WHAT IS REQUIRED: Reproduce the lines of the material verbatim, beginning with the line that contains "feature-grid: Bluetooth -Anschluss" and continuing through the line that contains "battery-charge-icon-circle xyxy=(545,1090,753,1298)".

START DATA EXCERPTS

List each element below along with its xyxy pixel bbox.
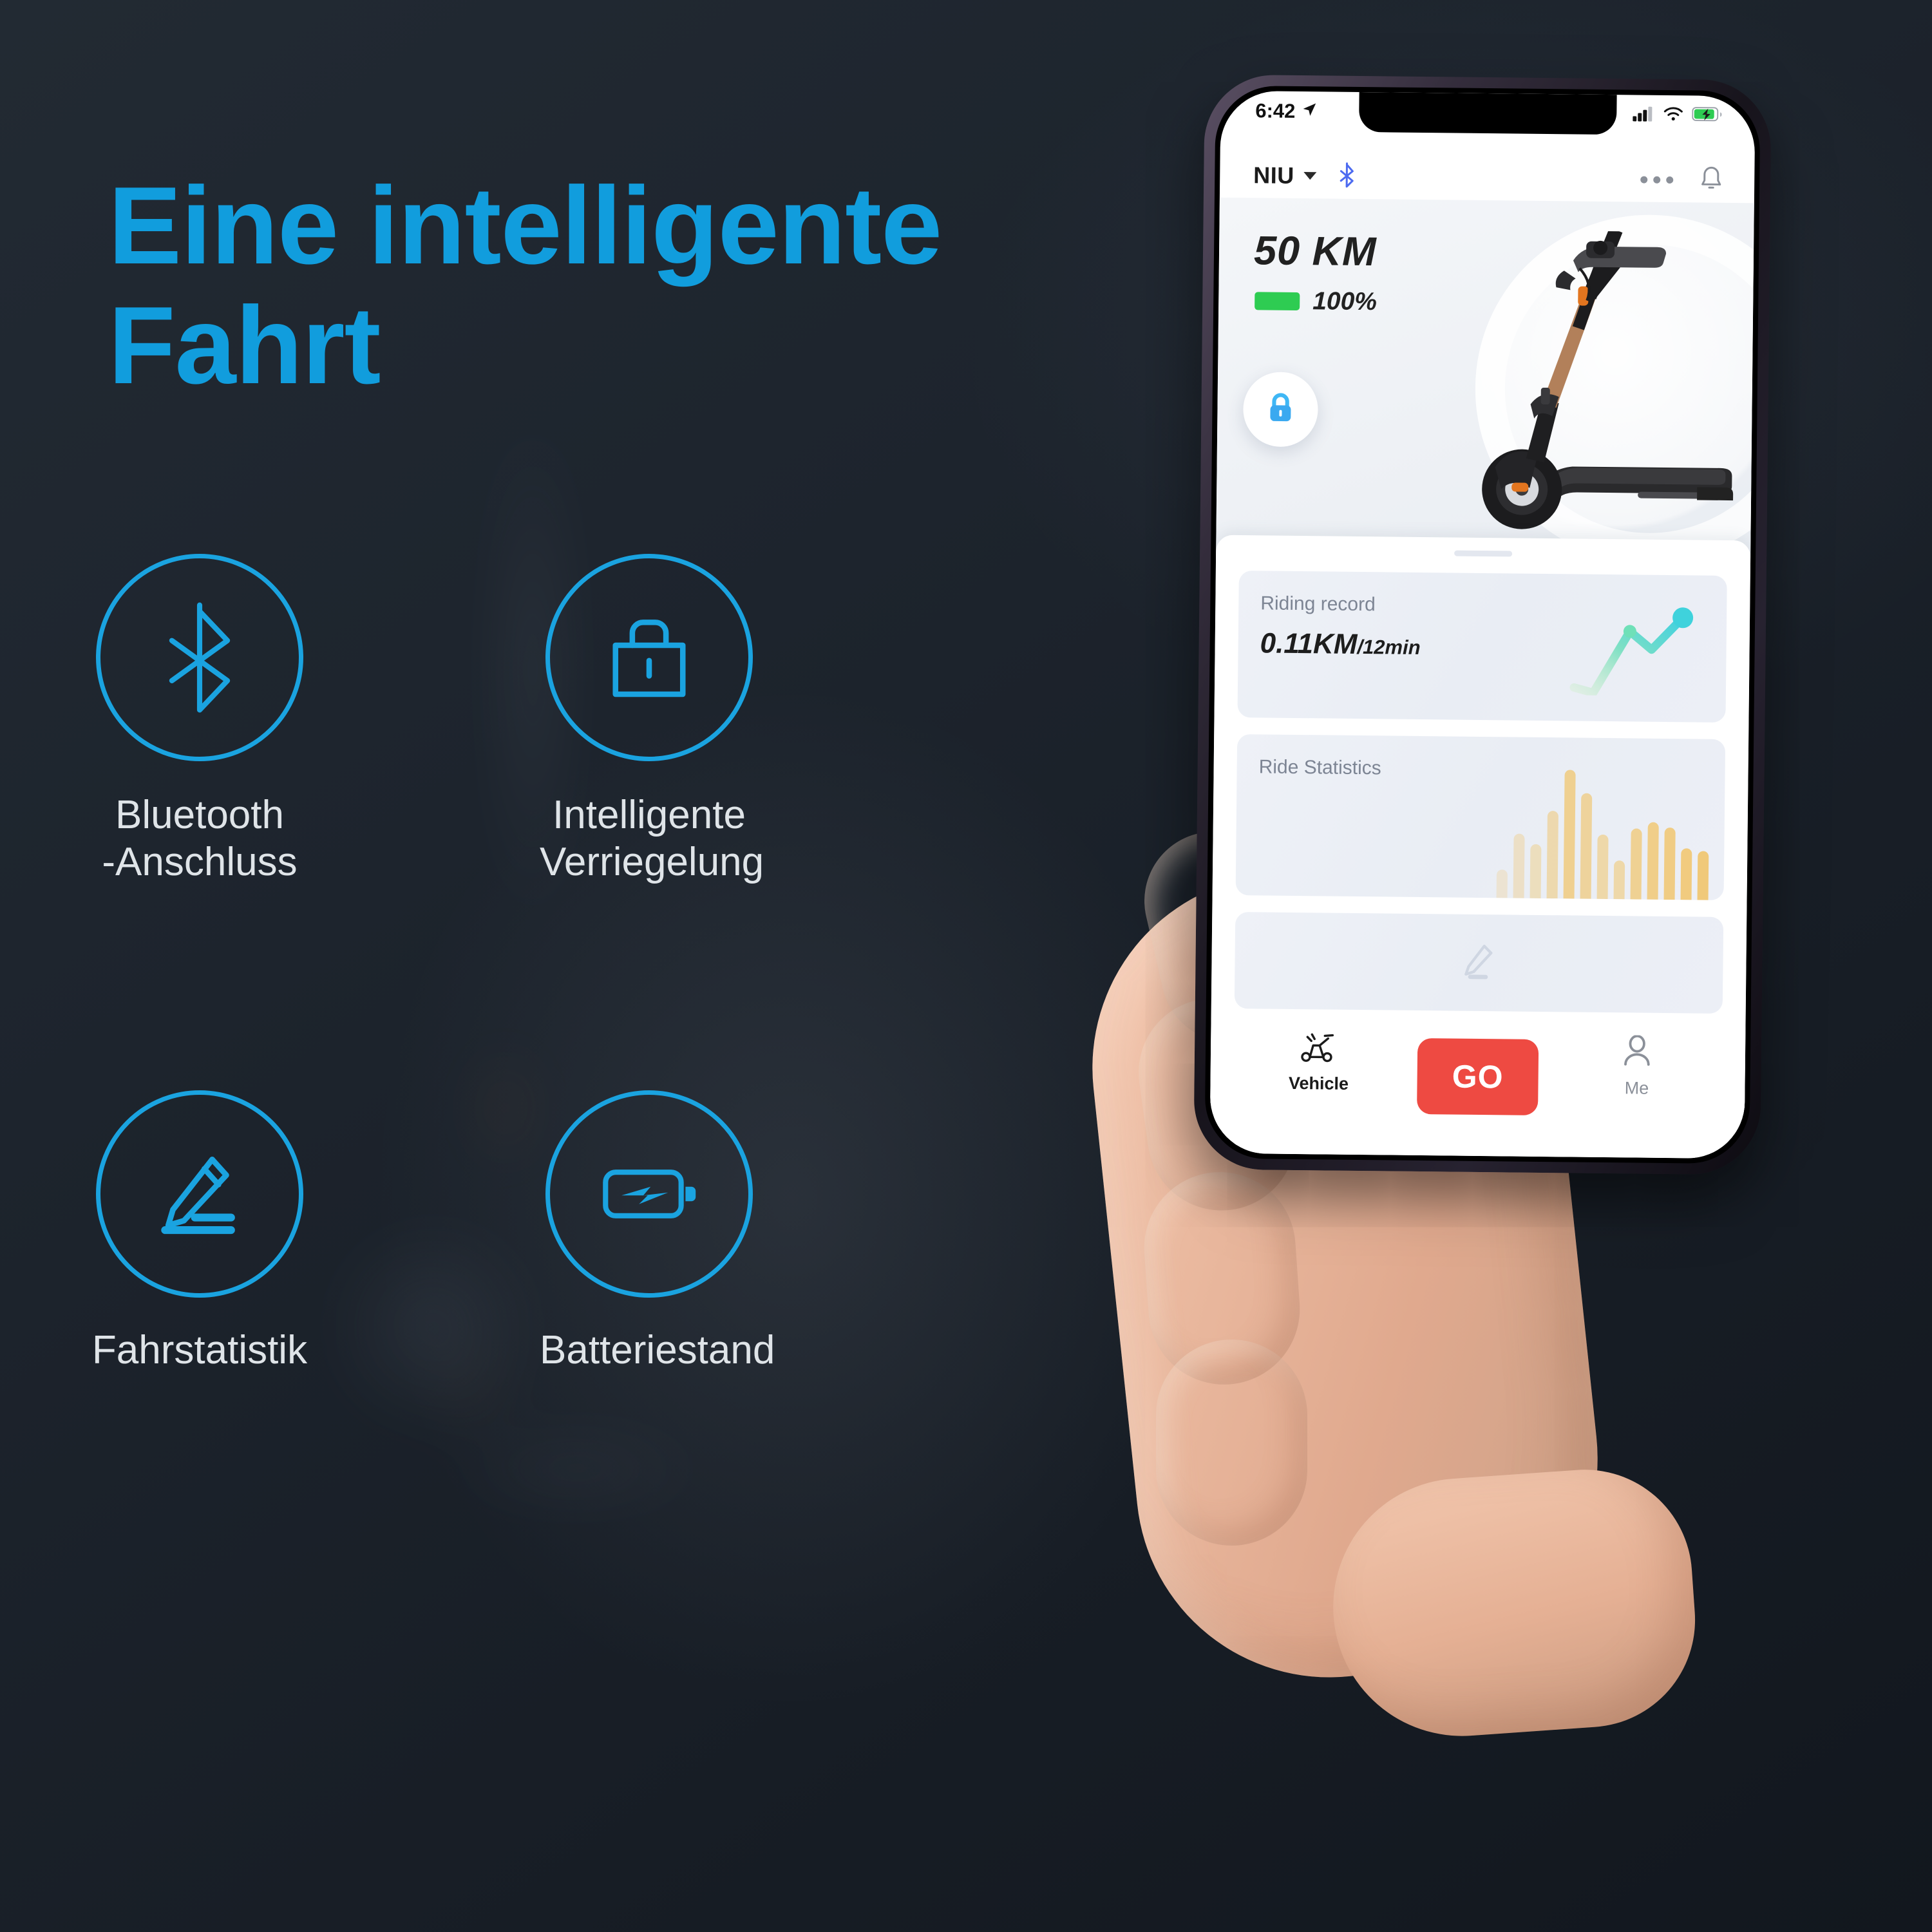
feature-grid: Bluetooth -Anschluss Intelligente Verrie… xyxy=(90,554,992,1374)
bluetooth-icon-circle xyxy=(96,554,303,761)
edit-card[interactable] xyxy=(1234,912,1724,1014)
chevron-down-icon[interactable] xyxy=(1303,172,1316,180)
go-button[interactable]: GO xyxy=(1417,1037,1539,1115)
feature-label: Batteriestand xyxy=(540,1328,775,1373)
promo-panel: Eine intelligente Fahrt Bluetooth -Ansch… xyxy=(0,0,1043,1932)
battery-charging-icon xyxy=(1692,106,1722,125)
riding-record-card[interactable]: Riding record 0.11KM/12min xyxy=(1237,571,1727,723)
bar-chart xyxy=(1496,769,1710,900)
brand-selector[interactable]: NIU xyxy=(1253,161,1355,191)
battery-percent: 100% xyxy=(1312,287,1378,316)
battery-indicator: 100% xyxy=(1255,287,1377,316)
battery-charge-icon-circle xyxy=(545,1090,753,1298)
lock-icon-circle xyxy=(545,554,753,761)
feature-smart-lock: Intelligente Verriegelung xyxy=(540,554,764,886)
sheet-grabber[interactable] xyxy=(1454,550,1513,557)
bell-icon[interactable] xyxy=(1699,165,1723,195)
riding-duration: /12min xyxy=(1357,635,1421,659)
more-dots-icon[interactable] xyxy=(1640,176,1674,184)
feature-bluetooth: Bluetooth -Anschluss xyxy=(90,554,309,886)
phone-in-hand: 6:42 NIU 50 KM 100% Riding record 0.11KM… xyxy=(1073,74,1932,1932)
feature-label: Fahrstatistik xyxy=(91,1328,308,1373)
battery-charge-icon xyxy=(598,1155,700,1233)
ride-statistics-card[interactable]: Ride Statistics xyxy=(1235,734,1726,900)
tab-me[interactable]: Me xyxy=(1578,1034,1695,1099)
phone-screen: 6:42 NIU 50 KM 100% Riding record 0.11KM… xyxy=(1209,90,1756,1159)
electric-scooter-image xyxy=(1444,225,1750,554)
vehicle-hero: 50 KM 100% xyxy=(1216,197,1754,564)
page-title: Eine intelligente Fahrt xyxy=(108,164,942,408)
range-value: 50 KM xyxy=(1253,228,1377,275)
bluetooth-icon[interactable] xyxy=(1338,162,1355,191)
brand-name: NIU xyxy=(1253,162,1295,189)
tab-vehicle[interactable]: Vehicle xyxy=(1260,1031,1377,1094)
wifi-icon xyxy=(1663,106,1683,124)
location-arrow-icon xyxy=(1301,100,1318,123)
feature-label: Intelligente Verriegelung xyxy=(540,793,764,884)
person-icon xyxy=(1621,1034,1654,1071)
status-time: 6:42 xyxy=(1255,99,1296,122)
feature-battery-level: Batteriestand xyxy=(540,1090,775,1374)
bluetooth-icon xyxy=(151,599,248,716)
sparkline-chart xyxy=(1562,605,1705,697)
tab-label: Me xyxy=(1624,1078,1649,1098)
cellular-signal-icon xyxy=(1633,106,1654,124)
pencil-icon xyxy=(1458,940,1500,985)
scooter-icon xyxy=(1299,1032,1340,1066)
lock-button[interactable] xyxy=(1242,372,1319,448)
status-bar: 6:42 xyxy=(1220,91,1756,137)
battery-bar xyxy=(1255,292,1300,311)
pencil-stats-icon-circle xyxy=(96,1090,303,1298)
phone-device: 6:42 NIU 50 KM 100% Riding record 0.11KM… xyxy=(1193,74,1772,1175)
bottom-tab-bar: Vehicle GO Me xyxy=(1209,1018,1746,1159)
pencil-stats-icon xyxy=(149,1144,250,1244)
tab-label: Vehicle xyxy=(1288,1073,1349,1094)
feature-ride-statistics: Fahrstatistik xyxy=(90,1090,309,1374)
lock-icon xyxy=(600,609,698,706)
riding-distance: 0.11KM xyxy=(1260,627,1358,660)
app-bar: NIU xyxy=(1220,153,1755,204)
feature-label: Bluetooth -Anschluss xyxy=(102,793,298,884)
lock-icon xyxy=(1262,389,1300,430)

END DATA EXCERPTS
START DATA EXCERPTS

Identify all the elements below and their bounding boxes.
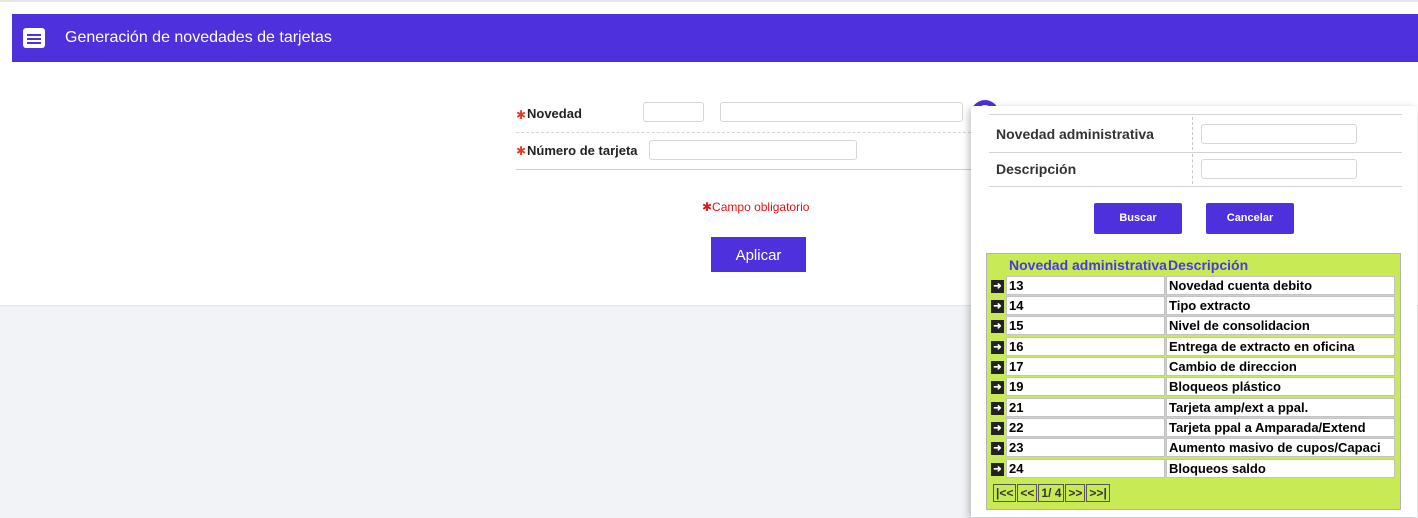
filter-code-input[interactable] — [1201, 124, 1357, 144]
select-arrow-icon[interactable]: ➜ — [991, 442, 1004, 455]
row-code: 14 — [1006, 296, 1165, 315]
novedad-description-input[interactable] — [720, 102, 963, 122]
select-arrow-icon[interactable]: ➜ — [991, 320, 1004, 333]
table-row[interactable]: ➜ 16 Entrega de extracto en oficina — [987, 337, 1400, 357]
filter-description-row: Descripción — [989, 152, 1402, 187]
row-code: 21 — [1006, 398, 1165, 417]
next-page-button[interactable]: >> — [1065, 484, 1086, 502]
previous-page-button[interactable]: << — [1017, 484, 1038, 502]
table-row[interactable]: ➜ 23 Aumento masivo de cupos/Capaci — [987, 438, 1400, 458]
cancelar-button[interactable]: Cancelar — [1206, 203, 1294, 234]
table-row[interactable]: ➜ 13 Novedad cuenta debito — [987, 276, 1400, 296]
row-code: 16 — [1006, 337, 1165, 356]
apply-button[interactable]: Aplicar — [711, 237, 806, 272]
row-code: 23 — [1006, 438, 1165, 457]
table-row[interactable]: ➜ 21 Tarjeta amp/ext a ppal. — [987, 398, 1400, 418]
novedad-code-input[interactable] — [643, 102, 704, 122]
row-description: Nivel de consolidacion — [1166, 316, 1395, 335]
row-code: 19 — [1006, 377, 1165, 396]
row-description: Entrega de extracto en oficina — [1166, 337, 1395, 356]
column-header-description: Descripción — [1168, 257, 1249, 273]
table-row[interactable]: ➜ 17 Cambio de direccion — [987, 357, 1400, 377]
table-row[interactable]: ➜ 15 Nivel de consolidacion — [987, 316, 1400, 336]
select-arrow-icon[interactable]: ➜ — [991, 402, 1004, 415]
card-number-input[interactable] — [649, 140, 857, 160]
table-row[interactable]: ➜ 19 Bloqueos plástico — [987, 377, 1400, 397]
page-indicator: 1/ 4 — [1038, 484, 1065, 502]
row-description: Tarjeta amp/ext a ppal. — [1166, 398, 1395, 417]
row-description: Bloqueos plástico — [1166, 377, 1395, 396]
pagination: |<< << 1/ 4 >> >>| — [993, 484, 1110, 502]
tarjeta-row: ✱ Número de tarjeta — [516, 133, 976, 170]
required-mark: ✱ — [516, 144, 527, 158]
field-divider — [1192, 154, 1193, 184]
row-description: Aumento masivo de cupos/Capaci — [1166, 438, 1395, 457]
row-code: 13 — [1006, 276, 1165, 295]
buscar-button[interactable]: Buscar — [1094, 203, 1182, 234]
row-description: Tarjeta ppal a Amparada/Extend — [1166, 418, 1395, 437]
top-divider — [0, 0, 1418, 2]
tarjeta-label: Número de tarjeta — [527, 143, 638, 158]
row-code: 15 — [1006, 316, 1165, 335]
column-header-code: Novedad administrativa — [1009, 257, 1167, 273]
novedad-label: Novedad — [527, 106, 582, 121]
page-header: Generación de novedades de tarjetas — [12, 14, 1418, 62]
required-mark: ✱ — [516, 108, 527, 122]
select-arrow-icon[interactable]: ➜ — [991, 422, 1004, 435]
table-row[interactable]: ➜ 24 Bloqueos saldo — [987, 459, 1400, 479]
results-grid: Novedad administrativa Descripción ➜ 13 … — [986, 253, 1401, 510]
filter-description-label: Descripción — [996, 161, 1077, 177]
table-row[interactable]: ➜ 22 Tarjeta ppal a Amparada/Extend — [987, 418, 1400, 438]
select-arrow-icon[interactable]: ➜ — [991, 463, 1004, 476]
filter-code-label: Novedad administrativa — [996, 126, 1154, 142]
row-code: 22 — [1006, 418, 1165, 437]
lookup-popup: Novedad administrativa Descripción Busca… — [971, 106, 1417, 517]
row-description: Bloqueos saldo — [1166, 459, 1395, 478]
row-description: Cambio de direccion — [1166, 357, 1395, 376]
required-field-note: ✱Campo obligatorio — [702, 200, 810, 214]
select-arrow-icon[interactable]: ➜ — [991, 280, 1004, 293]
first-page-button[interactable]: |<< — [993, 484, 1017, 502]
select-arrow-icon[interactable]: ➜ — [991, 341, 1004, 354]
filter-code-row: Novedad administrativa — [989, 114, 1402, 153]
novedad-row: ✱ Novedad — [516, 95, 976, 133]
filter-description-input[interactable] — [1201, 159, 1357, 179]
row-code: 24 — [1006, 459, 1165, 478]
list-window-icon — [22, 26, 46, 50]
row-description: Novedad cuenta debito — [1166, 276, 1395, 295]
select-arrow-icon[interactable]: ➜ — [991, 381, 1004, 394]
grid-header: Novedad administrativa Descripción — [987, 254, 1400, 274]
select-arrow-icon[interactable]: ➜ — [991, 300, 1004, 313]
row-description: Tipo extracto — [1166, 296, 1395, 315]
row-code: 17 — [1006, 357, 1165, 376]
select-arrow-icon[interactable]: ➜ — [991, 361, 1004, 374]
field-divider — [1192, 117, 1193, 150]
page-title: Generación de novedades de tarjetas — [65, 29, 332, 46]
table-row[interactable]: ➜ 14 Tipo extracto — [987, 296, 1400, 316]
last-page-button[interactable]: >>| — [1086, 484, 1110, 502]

END DATA EXCERPTS

REPLY:
feature-grid: Bluetooth -Anschluss Intelligente Verrie… xyxy=(90,554,992,1374)
bluetooth-icon-circle xyxy=(96,554,303,761)
edit-card[interactable] xyxy=(1234,912,1724,1014)
chevron-down-icon[interactable] xyxy=(1303,172,1316,180)
go-button[interactable]: GO xyxy=(1417,1037,1539,1115)
feature-label: Batteriestand xyxy=(540,1328,775,1373)
promo-panel: Eine intelligente Fahrt Bluetooth -Ansch… xyxy=(0,0,1043,1932)
battery-charging-icon xyxy=(1692,106,1722,125)
riding-record-card[interactable]: Riding record 0.11KM/12min xyxy=(1237,571,1727,723)
bar-chart xyxy=(1496,769,1710,900)
brand-selector[interactable]: NIU xyxy=(1253,161,1355,191)
battery-percent: 100% xyxy=(1312,287,1378,316)
battery-indicator: 100% xyxy=(1255,287,1377,316)
battery-charge-icon-circle xyxy=(545,1090,753,1298)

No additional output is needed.